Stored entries

----

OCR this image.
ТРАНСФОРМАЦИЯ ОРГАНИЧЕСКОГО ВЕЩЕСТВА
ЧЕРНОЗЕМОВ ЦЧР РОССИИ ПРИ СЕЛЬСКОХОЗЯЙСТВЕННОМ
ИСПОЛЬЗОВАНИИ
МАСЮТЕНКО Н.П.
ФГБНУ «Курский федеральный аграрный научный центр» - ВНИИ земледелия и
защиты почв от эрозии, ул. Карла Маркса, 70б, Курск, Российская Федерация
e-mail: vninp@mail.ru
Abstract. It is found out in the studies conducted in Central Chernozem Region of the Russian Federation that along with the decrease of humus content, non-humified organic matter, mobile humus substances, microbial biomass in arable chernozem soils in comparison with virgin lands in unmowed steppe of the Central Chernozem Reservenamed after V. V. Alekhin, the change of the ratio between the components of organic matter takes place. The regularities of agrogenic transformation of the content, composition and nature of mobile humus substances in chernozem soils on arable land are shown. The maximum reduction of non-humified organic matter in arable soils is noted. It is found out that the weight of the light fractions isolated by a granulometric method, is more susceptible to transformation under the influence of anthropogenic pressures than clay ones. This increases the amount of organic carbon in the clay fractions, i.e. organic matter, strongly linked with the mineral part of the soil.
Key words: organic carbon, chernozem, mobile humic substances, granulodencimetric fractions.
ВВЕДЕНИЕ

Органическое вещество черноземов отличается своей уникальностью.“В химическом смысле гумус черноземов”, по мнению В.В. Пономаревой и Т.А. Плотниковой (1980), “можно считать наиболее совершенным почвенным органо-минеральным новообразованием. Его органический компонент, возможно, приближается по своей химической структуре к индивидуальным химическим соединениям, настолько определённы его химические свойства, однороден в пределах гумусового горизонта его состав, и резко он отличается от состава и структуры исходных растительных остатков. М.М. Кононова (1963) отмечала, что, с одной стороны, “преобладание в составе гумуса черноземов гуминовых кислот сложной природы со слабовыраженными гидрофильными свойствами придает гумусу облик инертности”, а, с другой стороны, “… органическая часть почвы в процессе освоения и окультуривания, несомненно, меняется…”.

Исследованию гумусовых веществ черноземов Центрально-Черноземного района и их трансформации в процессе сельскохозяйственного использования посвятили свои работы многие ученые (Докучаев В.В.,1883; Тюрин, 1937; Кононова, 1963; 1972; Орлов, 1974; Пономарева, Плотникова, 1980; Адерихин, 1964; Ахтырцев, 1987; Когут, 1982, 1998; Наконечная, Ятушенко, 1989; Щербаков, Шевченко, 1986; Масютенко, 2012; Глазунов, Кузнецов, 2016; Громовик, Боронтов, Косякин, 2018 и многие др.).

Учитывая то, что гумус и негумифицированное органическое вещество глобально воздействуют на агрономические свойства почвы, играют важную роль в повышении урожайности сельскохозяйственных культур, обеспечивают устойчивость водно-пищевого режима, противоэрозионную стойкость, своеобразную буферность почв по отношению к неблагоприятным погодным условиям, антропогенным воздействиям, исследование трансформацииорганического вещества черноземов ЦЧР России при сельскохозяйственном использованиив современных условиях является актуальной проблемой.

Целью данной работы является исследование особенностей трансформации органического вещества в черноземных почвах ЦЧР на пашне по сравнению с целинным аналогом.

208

----

## INSTRUCTIONS TO FOLLOW
Restate the data above word for word.

## ANSWER TO THE PROBLEM
OCR this image.
ТРАНСФОРМАЦИЯ ОРГАНИЧЕСКОГО ВЕЩЕСТВА
ЧЕРНОЗЕМОВ ЦЧР РОССИИ ПРИ СЕЛЬСКОХОЗЯЙСТВЕННОМ
ИСПОЛЬЗОВАНИИ
МАСЮТЕНКО Н.П.
ФГБНУ «Курский федеральный аграрный научный центр» - ВНИИ земледелия и
защиты почв от эрозии, ул. Карла Маркса, 70б, Курск, Российская Федерация
e-mail: vninp@mail.ru
Abstract. It is found out in the studies conducted in Central Chernozem Region of the Russian Federation that along with the decrease of humus content, non-humified organic matter, mobile humus substances, microbial biomass in arable chernozem soils in comparison with virgin lands in unmowed steppe of the Central Chernozem Reservenamed after V. V. Alekhin, the change of the ratio between the components of organic matter takes place. The regularities of agrogenic transformation of the content, composition and nature of mobile humus substances in chernozem soils on arable land are shown. The maximum reduction of non-humified organic matter in arable soils is noted. It is found out that the weight of the light fractions isolated by a granulometric method, is more susceptible to transformation under the influence of anthropogenic pressures than clay ones. This increases the amount of organic carbon in the clay fractions, i.e. organic matter, strongly linked with the mineral part of the soil.
Key words: organic carbon, chernozem, mobile humic substances, granulodencimetric fractions.
ВВЕДЕНИЕ

Органическое вещество черноземов отличается своей уникальностью.“В химическом смысле гумус черноземов”, по мнению В.В. Пономаревой и Т.А. Плотниковой (1980), “можно считать наиболее совершенным почвенным органо-минеральным новообразованием. Его органический компонент, возможно, приближается по своей химической структуре к индивидуальным химическим соединениям, настолько определённы его химические свойства, однороден в пределах гумусового горизонта его состав, и резко он отличается от состава и структуры исходных растительных остатков. М.М. Кононова (1963) отмечала, что, с одной стороны, “преобладание в составе гумуса черноземов гуминовых кислот сложной природы со слабовыраженными гидрофильными свойствами придает гумусу облик инертности”, а, с другой стороны, “… органическая часть почвы в процессе освоения и окультуривания, несомненно, меняется…”.

Исследованию гумусовых веществ черноземов Центрально-Черноземного района и их трансформации в процессе сельскохозяйственного использования посвятили свои работы многие ученые (Докучаев В.В.,1883; Тюрин, 1937; Кононова, 1963; 1972; Орлов, 1974; Пономарева, Плотникова, 1980; Адерихин, 1964; Ахтырцев, 1987; Когут, 1982, 1998; Наконечная, Ятушенко, 1989; Щербаков, Шевченко, 1986; Масютенко, 2012; Глазунов, Кузнецов, 2016; Громовик, Боронтов, Косякин, 2018 и многие др.).

Учитывая то, что гумус и негумифицированное органическое вещество глобально воздействуют на агрономические свойства почвы, играют важную роль в повышении урожайности сельскохозяйственных культур, обеспечивают устойчивость водно-пищевого режима, противоэрозионную стойкость, своеобразную буферность почв по отношению к неблагоприятным погодным условиям, антропогенным воздействиям, исследование трансформацииорганического вещества черноземов ЦЧР России при сельскохозяйственном использованиив современных условиях является актуальной проблемой.

Целью данной работы является исследование особенностей трансформации органического вещества в черноземных почвах ЦЧР на пашне по сравнению с целинным аналогом.

208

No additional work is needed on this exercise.